THE EXERCISE: Gather every line from the entries below that includes "value".

DATASET EXCERPTS:
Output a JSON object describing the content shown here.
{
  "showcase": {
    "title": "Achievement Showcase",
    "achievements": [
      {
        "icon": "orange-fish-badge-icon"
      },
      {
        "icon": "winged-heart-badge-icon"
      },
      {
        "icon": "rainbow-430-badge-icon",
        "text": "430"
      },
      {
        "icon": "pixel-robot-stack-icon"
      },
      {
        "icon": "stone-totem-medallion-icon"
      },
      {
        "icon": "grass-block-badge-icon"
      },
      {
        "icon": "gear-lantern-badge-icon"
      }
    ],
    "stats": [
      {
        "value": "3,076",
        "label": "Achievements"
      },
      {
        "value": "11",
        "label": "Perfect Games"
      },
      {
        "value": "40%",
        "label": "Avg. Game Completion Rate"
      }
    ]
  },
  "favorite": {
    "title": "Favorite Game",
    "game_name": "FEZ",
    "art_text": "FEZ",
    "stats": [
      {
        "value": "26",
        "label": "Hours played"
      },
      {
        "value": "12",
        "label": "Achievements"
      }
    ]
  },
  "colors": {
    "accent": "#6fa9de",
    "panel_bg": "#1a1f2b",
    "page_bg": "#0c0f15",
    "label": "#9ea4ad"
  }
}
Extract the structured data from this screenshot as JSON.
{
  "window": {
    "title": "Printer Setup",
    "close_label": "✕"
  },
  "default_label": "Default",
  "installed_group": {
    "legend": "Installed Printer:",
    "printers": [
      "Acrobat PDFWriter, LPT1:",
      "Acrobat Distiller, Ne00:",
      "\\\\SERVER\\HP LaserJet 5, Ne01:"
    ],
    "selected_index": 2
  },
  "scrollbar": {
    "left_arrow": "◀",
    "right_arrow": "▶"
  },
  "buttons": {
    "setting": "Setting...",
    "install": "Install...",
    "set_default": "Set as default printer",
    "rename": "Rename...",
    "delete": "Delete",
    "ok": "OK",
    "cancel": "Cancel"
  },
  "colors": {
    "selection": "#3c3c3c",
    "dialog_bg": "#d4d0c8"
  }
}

SOLUTION:
        "value": "3,076",
        "value": "11",
        "value": "40%",
        "value": "26",
        "value": "12",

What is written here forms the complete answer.